-- start Dataset extract --

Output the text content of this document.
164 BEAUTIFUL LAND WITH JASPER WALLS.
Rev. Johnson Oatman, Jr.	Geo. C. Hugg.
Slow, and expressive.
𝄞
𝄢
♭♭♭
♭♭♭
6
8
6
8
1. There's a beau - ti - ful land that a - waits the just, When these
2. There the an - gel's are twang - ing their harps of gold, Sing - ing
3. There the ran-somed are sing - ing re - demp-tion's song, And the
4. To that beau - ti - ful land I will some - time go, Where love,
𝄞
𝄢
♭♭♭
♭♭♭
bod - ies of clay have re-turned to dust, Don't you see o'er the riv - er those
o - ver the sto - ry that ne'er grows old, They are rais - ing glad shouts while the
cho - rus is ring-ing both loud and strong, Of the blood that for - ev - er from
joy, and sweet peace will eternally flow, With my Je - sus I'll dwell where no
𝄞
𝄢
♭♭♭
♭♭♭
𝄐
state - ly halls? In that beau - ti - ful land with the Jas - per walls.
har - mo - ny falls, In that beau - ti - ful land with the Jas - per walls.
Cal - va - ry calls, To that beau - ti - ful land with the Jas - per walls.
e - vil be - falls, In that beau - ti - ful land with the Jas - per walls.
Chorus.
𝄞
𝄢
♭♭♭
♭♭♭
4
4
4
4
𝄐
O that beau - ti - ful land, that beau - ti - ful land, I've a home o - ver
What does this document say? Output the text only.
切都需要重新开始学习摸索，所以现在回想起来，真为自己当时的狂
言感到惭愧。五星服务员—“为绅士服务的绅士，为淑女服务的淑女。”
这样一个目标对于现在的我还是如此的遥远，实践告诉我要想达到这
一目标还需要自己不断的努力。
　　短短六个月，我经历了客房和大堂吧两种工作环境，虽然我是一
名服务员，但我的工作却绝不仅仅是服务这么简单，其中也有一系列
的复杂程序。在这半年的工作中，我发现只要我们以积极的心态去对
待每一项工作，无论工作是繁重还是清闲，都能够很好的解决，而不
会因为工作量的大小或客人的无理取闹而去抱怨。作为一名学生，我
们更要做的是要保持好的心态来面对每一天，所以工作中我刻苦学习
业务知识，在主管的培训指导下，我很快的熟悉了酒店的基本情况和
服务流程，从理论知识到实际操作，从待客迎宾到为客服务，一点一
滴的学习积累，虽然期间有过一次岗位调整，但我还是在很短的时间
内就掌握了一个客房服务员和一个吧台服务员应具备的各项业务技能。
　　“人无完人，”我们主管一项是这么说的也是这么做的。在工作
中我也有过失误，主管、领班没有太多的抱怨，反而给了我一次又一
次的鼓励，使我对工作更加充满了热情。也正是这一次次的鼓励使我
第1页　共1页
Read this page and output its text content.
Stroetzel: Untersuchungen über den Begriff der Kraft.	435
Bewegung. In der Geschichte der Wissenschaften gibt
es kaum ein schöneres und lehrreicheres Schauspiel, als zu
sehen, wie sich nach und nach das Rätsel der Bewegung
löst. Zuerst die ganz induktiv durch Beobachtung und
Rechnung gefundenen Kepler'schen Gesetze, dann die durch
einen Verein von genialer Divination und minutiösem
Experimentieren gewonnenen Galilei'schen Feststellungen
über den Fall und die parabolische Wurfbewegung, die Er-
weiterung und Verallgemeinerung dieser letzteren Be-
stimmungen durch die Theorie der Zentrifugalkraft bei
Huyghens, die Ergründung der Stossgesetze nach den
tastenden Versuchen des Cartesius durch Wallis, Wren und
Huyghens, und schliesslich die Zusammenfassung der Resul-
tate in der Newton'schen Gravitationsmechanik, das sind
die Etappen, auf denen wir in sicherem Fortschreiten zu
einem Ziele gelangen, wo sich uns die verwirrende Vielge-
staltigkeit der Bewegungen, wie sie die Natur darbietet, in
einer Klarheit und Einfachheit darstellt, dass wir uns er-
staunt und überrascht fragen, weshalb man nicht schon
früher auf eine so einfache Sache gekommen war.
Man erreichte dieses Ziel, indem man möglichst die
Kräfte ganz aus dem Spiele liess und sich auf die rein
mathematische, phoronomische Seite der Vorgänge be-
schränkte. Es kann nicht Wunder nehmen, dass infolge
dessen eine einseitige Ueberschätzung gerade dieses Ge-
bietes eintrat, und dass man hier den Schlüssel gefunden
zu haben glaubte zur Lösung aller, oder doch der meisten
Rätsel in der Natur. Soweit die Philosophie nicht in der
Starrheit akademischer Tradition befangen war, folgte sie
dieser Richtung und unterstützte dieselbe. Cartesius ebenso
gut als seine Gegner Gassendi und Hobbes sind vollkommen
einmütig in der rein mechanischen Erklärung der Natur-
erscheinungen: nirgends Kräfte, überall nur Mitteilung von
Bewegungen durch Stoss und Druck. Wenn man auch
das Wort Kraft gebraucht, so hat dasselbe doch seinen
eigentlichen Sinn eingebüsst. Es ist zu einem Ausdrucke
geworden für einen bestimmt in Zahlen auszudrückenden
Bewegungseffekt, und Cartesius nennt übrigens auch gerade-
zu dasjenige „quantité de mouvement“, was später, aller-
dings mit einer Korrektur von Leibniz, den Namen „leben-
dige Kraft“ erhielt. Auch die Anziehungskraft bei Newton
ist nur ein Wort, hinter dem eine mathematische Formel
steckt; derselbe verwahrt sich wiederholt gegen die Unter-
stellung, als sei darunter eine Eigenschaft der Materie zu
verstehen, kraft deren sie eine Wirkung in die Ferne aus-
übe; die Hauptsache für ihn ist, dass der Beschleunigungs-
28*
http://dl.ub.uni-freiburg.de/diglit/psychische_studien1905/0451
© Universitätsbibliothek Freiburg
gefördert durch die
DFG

-- end Dataset extract --

* _Exercise_
Select and copy every line from the records that includes the word "falls".

* _Exercise answer_
har - mo - ny falls, In that beau - ti - ful land with the Jas - per walls.
e - vil be - falls, In that beau - ti - ful land with the Jas - per walls.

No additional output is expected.